_The task_
Check each line for the word "ลเลย" and give how many have it. Say nothing else.

_Records_
= = =

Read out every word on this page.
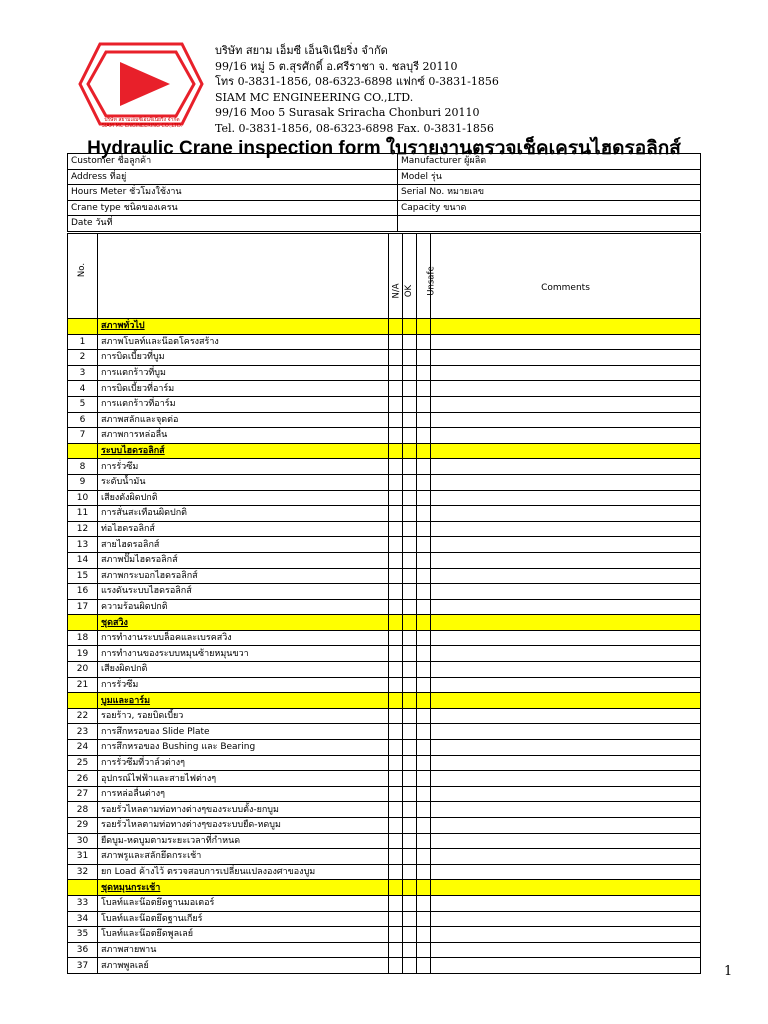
บริษัท สยามเอ็มซีเอ็นจิเนียริ่ง จำกัด
SIAM MC ENGINEERING CO.,LTD.
บริษัท สยาม เอ็มซี เอ็นจิเนียริ่ง จำกัด
99/16 หมู่ 5 ต.สุรศักดิ์ อ.ศรีราชา จ. ชลบุรี 20110
โทร 0-3831-1856, 08-6323-6898 แฟกซ์ 0-3831-1856
SIAM MC ENGINEERING CO.,LTD.
99/16 Moo 5 Surasak Sriracha Chonburi 20110
Tel. 0-3831-1856, 08-6323-6898 Fax. 0-3831-1856
Hydraulic Crane inspection form ใบรายงานตรวจเช็คเครนไฮดรอลิกส์
Customer ชื่อลูกค้า	Manufacturer ผู้ผลิต
Address ที่อยู่	Model รุ่น
Hours Meter ชั่วโมงใช้งาน	Serial No. หมายเลข
Crane type ชนิดของเครน	Capacity ขนาด
Date วันที่	
No.		N/A	OK	Unsafe	Comments
	สภาพทั่วไป				
1	สภาพโบลท์และน๊อตโครงสร้าง				
2	การบิดเบี้ยวที่บูม				
3	การแตกร้าวที่บูม				
4	การบิดเบี้ยวที่อาร์ม				
5	การแตกร้าวที่อาร์ม				
6	สภาพสลักและจุดต่อ				
7	สภาพการหล่อลื่น				
	ระบบไฮดรอลิกส์				
8	การรั่วซึม				
9	ระดับน้ำมัน				
10	เสียงดังผิดปกติ				
11	การสั่นสะเทือนผิดปกติ				
12	ท่อไฮดรอลิกส์				
13	สายไฮดรอลิกส์				
14	สภาพปั๊มไฮดรอลิกส์				
15	สภาพกระบอกไฮดรอลิกส์				
16	แรงดันระบบไฮดรอลิกส์				
17	ความร้อนผิดปกติ				
	ชุดสวิง				
18	การทำงานระบบล็อคและเบรคสวิง				
19	การทำงานของระบบหมุนซ้ายหมุนขวา				
20	เสียงผิดปกติ				
21	การรั่วซึม				
	บูมและอาร์ม				
22	รอยร้าว, รอยบิดเบี้ยว				
23	การสึกหรอของ Slide Plate				
24	การสึกหรอของ Bushing และ Bearing				
25	การรั่วซึมที่วาล์วต่างๆ				
26	อุปกรณ์ไฟฟ้าและสายไฟต่างๆ				
27	การหล่อลื่นต่างๆ				
28	รอยรั่วไหลตามท่อทางต่างๆของระบบตั้ง-ยกบูม				
29	รอยรั่วไหลตามท่อทางต่างๆของระบบยืด-หดบูม				
30	ยืดบูม-หดบูมตามระยะเวลาที่กำหนด				
31	สภาพรูและสลักยึดกระเช้า				
32	ยก Load ค้างไว้ ตรวจสอบการเปลี่ยนแปลงองศาของบูม				
	ชุดหมุนกระเช้า				
33	โบลท์และน๊อตยึดฐานมอเตอร์				
34	โบลท์และน๊อตยึดฐานเกียร์				
35	โบลท์และน๊อตยึดพูลเลย์				
36	สภาพสายพาน				
37	สภาพพูลเลย์					1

= = =

_Completed exercise_
2